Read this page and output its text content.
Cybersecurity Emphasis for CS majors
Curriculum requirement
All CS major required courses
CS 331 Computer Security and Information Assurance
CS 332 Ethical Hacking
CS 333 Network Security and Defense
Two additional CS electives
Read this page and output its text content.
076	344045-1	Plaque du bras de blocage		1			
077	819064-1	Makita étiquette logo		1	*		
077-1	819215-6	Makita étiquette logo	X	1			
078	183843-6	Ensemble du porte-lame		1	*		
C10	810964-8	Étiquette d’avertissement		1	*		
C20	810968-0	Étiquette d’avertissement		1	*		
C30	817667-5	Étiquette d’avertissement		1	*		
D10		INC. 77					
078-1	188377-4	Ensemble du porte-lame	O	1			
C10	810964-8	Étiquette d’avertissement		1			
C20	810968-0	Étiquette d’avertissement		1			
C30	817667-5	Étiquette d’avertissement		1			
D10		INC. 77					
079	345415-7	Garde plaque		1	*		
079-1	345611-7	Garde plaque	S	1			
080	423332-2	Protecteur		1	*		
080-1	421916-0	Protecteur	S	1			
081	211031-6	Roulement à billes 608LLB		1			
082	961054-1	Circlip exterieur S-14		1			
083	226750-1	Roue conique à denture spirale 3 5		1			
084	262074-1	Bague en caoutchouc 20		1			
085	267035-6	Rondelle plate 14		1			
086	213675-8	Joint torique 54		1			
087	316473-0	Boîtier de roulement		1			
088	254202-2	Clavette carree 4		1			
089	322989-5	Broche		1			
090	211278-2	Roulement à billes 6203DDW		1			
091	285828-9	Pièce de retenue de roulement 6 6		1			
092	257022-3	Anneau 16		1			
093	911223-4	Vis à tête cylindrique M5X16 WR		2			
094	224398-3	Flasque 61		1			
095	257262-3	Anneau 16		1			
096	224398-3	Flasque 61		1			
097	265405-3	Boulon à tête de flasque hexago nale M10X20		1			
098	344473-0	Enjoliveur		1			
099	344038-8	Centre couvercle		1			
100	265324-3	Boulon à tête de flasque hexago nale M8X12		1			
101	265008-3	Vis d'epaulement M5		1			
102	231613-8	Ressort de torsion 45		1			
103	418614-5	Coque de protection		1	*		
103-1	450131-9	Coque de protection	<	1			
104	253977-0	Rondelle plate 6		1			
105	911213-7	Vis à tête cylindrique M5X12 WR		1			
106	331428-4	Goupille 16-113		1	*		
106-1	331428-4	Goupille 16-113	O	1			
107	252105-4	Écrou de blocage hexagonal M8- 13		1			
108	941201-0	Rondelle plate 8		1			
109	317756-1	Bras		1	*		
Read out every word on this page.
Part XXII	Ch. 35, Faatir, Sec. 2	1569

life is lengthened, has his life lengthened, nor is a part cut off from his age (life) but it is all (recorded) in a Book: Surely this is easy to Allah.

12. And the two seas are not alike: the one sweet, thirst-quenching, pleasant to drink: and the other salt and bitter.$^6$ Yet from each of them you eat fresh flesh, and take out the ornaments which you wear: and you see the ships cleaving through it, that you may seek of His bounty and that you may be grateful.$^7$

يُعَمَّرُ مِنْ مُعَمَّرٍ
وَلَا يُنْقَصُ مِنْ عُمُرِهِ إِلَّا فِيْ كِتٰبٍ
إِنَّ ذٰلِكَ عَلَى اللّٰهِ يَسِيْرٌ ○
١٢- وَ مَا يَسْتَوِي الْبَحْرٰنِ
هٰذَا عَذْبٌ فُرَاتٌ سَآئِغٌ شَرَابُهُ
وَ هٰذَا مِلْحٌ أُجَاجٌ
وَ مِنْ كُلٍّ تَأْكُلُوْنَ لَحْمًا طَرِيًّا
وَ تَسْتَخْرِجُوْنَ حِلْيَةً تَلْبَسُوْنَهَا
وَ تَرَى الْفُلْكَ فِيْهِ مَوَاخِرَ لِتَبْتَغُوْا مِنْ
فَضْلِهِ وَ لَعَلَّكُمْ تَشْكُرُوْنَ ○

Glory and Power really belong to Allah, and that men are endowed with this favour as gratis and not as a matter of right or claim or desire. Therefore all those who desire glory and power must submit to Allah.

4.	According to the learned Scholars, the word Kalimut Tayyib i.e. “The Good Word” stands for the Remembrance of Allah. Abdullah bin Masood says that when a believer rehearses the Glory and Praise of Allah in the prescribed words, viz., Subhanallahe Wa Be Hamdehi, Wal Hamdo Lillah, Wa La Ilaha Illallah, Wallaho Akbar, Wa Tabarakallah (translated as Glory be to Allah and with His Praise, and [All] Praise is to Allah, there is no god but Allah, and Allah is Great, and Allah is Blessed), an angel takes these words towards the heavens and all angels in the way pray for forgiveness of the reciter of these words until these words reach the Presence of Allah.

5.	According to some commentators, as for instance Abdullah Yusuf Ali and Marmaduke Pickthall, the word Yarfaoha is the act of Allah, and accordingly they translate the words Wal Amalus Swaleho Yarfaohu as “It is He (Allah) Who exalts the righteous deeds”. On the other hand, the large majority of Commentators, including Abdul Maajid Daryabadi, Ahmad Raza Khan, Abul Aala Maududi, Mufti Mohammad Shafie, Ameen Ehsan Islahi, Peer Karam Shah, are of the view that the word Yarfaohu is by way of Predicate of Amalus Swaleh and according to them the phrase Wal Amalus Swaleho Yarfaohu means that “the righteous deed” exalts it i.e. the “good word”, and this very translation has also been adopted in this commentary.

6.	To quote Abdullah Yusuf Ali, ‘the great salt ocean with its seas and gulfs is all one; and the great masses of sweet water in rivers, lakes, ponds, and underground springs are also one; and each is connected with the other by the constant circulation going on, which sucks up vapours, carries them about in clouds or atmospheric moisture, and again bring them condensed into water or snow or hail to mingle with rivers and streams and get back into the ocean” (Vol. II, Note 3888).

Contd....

···

* _TASK GOAL_
Copy out each line of the data containing the string "Coque".

* _FINAL ANSWER_
103	418614-5	Coque de protection		1	*		
103-1	450131-9	Coque de protection	<	1			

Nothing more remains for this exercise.